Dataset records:
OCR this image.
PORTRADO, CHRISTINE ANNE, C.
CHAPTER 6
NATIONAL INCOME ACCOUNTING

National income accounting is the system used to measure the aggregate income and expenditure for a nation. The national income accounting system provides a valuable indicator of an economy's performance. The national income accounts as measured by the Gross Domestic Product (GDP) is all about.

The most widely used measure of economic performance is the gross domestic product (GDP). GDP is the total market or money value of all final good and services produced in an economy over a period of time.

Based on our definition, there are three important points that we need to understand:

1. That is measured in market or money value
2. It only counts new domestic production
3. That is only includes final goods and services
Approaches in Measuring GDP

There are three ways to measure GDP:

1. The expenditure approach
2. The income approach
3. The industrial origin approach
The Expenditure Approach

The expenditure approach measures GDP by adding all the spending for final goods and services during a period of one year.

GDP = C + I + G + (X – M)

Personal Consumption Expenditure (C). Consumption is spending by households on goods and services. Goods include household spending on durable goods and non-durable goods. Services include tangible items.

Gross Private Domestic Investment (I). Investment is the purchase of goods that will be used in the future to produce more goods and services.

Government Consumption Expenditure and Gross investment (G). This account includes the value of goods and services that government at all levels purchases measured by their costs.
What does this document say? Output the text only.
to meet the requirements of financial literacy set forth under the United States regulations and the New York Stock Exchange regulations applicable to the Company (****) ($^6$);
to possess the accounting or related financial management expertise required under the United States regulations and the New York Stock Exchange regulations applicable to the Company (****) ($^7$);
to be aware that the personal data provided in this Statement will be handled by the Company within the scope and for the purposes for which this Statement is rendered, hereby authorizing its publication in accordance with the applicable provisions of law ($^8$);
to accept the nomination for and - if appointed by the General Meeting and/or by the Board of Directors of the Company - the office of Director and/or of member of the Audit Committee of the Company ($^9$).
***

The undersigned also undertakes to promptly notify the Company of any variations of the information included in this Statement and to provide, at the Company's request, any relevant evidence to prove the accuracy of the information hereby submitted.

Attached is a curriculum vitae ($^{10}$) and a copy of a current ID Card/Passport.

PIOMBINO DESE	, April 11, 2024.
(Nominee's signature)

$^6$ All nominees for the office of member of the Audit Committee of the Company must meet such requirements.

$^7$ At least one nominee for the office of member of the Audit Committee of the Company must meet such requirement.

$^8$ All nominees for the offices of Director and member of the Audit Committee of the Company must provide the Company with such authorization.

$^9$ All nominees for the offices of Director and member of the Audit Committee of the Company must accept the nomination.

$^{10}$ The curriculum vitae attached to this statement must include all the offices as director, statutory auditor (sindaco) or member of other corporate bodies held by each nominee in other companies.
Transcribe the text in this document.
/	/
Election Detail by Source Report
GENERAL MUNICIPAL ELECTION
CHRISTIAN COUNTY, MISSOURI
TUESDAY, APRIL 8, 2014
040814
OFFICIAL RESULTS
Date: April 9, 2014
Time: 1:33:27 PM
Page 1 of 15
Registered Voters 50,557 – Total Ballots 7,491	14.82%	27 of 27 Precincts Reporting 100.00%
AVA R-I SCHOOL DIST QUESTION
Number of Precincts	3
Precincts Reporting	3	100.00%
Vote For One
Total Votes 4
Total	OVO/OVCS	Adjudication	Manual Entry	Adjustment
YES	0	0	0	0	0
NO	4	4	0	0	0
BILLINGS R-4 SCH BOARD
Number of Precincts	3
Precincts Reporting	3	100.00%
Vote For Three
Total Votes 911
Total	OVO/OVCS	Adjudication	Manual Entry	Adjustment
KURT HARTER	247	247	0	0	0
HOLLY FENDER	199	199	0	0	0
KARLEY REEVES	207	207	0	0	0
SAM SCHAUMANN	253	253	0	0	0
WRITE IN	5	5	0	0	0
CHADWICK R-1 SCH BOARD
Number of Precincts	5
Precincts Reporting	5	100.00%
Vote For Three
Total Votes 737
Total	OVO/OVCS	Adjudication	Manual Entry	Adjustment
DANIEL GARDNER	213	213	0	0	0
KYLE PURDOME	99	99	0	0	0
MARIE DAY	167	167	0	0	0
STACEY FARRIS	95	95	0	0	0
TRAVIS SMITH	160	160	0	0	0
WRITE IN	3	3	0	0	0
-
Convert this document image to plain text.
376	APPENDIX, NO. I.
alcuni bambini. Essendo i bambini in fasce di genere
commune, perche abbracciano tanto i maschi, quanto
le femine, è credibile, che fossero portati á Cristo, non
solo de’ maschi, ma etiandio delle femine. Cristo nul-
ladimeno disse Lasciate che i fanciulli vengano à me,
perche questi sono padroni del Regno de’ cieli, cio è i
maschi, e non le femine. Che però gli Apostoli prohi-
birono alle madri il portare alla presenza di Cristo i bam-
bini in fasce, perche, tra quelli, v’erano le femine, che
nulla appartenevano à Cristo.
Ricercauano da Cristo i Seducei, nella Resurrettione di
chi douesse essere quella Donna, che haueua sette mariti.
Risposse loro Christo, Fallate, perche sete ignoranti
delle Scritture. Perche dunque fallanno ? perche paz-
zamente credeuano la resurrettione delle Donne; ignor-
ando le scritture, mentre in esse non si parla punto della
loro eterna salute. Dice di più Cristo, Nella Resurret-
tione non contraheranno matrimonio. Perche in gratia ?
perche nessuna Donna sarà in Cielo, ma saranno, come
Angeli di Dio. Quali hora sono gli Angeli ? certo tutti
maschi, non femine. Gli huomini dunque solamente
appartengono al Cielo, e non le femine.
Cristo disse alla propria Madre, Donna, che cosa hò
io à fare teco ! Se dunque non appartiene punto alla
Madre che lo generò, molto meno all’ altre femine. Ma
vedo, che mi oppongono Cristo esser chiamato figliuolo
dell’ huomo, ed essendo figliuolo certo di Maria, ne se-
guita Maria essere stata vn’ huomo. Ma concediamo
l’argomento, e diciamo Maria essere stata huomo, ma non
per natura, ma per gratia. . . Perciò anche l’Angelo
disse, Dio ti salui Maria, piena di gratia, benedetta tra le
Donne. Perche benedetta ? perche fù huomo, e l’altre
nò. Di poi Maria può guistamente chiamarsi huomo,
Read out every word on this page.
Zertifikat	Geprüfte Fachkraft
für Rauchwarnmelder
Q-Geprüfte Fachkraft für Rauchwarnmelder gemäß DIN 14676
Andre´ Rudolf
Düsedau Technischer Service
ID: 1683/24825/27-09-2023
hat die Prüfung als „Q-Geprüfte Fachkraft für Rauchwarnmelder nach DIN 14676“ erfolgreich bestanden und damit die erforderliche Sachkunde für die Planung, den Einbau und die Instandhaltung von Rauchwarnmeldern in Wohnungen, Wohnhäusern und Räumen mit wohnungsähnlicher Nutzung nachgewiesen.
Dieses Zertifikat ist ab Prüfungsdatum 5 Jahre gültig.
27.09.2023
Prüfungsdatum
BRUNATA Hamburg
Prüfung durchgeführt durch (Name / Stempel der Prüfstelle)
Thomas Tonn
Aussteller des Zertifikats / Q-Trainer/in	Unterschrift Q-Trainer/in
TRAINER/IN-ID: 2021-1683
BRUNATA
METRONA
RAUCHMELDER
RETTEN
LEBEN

§ Task details
Find every line in the records that contains the word "sono"; copy those lines.

§ Task output
perche questi sono padroni del Regno de’ cieli, cio è i
Angeli di Dio. Quali hora sono gli Angeli ? certo tutti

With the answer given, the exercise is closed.